AIM OF THE TASK: Pick out every line of the entries below where "title" occurs, and copy those lines.

INPUT RECORDS:
--------
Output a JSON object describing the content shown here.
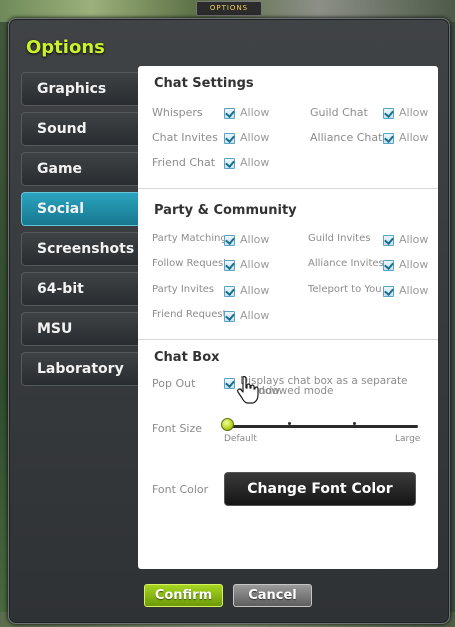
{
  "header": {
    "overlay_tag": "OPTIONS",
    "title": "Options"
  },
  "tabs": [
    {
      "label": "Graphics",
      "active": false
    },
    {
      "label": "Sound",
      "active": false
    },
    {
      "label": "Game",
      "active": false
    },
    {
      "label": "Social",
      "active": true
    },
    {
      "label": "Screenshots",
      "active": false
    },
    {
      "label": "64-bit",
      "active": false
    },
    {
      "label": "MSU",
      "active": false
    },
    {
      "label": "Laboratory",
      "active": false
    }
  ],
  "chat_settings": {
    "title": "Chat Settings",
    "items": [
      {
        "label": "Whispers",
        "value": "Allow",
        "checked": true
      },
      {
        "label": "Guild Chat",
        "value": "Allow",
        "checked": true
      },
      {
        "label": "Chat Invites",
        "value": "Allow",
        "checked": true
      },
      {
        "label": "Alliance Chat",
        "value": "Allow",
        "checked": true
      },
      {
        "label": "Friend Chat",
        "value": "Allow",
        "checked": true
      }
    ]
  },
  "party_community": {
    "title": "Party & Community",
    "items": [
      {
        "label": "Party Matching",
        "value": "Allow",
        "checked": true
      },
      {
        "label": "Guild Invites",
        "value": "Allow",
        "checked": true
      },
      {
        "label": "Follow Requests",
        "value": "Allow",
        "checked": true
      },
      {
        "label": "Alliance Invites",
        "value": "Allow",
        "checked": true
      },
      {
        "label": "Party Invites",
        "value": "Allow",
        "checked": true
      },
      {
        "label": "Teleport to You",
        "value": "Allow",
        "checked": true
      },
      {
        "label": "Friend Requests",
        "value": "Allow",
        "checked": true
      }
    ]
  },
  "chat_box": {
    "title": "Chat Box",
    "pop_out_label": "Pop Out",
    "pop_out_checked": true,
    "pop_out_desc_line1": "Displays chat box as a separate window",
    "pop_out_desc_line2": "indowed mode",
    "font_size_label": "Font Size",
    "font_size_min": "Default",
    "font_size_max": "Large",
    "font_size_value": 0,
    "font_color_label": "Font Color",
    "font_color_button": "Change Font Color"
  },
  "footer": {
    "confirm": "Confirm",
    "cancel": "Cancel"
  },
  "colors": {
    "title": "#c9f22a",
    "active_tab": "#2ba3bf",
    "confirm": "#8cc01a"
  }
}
--------
TASK OUTPUT:
    "title": "Options"
    "title": "Chat Settings",
    "title": "Party & Community",
    "title": "Chat Box",
    "title": "#c9f22a",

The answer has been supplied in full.